What you should do: Lift out all lines below that contain "color".
━━ Data extract
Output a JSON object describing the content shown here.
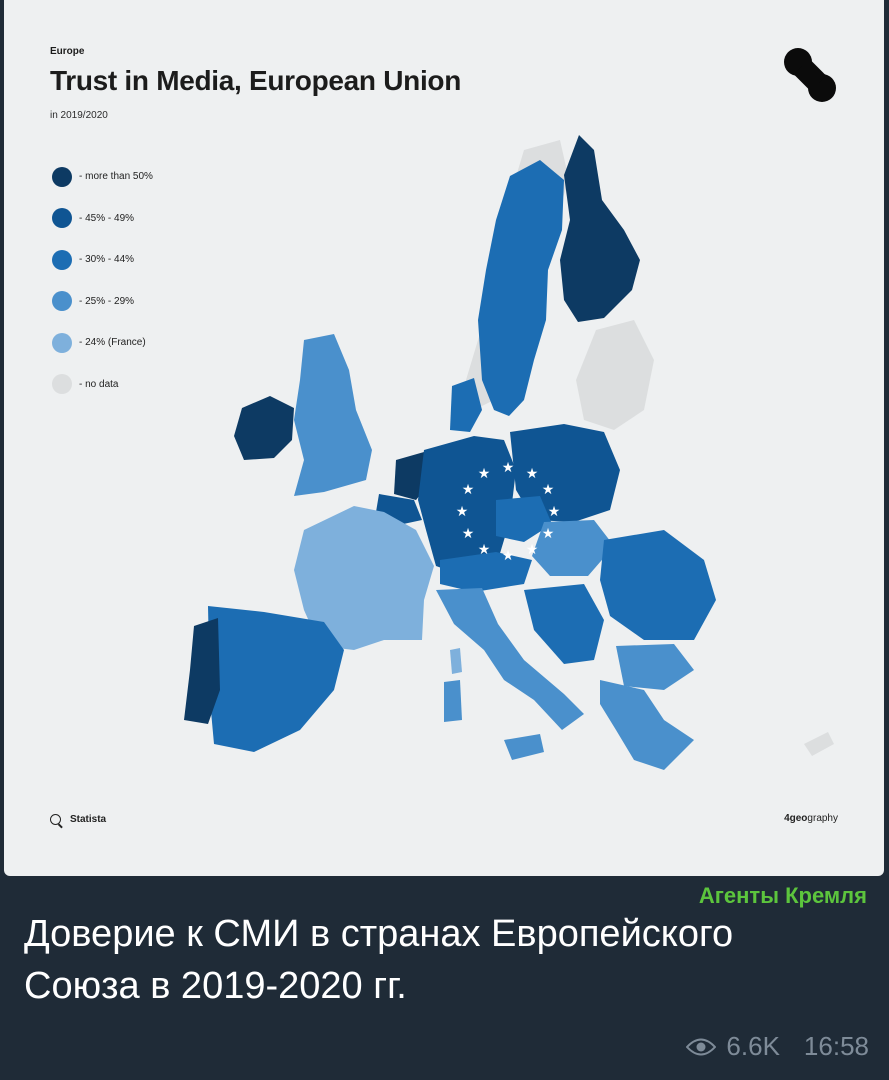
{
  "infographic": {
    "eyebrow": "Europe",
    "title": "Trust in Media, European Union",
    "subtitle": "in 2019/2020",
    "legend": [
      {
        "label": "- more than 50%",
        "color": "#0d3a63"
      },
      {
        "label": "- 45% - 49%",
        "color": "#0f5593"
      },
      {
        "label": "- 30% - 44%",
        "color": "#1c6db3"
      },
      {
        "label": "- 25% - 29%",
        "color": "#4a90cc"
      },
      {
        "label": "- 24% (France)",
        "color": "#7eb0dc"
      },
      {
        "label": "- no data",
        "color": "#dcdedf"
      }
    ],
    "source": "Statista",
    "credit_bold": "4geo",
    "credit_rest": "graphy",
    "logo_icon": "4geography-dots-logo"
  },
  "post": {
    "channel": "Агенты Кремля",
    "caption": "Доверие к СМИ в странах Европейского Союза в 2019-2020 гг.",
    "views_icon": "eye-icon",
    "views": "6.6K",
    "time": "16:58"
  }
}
━━━━
Exercise output:
        "color": "#0d3a63"
        "color": "#0f5593"
        "color": "#1c6db3"
        "color": "#4a90cc"
        "color": "#7eb0dc"
        "color": "#dcdedf"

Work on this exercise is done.